## Task requirements
Look through the lines below and extract any with the word "feedback".
+++ Data to process +++
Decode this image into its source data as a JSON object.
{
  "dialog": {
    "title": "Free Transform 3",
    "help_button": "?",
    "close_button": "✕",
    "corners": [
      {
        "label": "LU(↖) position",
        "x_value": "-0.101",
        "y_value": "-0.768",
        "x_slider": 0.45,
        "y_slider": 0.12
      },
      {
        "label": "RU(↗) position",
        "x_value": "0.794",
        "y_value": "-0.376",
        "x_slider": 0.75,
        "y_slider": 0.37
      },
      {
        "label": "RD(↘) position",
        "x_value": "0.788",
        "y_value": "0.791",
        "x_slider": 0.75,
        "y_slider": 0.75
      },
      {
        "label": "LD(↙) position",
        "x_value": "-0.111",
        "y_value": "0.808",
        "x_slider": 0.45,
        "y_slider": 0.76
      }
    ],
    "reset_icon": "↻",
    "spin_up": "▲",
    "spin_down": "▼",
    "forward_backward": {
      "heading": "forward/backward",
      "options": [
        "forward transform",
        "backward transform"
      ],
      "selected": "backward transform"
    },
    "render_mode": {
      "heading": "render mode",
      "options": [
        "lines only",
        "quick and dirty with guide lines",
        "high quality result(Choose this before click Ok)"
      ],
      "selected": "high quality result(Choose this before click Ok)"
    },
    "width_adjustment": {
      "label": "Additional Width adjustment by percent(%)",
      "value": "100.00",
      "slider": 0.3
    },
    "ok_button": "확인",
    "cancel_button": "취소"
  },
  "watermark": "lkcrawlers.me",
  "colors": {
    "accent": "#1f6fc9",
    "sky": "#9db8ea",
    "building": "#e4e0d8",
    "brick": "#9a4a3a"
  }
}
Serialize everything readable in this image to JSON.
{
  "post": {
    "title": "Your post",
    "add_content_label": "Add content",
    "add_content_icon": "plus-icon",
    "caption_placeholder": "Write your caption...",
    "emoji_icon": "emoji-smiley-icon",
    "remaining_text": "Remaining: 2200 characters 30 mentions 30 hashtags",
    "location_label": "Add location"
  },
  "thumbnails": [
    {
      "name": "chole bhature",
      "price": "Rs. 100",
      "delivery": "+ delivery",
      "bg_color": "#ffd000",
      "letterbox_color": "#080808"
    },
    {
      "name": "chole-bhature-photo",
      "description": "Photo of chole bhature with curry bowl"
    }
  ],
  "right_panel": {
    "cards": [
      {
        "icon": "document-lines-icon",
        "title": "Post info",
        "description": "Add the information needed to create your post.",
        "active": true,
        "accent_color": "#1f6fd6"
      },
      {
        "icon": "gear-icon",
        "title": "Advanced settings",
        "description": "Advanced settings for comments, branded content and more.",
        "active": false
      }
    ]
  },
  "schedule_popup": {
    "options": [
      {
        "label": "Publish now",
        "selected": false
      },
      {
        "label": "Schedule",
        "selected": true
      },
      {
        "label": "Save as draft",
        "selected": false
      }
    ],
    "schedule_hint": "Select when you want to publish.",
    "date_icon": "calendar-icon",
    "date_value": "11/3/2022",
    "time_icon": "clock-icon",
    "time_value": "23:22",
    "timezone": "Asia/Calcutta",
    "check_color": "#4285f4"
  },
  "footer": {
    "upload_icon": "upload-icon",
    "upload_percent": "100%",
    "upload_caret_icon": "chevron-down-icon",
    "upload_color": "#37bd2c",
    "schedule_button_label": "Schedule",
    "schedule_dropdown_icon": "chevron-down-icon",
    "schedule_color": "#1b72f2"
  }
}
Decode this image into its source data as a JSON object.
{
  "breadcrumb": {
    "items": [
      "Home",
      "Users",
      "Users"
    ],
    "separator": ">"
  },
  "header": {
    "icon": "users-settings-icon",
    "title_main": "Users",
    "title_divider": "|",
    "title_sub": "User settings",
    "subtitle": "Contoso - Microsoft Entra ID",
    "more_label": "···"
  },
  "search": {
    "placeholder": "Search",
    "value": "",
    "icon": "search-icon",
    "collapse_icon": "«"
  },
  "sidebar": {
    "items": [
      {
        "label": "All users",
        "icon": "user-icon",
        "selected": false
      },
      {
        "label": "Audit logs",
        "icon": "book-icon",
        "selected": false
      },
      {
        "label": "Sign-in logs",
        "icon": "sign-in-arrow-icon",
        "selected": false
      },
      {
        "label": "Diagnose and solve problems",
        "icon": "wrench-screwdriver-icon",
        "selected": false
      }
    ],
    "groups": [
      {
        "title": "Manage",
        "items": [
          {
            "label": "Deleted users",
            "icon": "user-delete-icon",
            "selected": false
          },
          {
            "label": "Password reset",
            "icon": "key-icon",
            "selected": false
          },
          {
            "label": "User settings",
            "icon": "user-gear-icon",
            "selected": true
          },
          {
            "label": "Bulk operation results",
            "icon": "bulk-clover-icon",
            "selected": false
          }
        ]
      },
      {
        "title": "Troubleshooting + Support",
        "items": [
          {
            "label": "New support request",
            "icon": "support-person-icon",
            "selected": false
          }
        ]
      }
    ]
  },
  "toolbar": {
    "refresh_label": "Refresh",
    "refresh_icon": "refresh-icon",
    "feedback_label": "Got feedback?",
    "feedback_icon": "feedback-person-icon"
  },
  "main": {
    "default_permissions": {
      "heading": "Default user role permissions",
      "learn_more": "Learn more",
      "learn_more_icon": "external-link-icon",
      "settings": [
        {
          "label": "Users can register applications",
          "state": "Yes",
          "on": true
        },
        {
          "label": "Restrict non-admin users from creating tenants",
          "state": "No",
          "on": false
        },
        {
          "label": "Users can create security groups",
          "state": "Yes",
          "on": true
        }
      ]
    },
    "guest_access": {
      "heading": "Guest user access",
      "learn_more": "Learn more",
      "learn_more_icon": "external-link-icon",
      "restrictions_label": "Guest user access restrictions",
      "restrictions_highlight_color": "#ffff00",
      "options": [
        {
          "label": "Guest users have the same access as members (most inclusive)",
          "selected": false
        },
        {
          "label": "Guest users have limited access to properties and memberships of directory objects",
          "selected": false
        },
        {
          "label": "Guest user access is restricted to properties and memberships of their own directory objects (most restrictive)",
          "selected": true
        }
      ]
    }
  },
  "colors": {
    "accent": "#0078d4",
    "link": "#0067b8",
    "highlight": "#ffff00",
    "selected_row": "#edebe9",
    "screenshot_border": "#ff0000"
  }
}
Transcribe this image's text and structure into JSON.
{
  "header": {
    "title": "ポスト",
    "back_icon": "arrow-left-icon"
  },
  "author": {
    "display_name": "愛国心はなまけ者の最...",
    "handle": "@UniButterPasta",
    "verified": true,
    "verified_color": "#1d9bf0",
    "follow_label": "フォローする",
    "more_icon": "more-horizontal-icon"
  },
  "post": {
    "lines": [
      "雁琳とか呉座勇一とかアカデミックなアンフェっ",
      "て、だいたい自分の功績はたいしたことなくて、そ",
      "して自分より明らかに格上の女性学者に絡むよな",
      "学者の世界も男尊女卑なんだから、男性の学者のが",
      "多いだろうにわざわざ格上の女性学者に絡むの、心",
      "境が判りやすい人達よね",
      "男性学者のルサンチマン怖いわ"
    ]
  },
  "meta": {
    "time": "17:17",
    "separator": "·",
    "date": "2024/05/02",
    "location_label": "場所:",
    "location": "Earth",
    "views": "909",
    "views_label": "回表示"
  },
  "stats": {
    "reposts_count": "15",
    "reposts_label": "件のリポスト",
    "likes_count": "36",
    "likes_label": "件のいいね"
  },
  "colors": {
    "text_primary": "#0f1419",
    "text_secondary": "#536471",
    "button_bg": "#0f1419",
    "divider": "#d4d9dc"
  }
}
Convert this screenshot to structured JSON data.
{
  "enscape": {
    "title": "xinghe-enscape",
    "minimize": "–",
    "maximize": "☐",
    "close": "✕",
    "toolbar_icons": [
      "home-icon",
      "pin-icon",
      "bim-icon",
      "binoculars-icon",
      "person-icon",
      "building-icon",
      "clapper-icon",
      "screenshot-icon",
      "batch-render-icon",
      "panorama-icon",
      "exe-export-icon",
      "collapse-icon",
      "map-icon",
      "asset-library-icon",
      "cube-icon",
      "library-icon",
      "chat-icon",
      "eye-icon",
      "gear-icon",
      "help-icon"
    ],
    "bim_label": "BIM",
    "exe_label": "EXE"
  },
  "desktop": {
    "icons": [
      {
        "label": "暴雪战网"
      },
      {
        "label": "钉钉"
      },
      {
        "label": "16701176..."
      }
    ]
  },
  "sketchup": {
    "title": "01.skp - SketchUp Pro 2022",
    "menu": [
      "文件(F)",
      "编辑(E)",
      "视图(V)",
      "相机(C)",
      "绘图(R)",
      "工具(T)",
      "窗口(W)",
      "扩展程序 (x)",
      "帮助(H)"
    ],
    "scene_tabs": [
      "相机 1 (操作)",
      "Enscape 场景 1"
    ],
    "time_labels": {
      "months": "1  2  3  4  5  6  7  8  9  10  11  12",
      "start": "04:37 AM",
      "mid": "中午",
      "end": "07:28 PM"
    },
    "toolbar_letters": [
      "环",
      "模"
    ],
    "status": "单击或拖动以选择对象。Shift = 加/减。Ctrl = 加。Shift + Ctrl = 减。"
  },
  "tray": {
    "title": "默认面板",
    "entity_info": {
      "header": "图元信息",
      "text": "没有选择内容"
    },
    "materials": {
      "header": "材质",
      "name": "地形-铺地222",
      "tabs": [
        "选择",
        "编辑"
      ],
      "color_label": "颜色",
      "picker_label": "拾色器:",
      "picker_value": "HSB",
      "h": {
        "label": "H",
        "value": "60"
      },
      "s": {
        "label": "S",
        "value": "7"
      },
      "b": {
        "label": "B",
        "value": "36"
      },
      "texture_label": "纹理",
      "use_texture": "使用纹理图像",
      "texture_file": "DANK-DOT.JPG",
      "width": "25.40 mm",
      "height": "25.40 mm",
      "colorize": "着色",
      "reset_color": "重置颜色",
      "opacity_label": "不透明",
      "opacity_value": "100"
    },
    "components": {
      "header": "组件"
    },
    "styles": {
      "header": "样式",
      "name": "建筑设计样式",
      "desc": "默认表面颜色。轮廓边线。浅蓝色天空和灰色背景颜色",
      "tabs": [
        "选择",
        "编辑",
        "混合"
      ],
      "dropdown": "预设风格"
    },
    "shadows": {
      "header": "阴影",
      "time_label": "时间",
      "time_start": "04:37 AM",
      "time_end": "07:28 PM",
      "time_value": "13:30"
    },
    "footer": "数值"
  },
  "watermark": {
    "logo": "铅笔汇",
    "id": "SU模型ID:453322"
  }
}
+++
## Answer in full
    "feedback_label": "Got feedback?",
    "feedback_icon": "feedback-person-icon"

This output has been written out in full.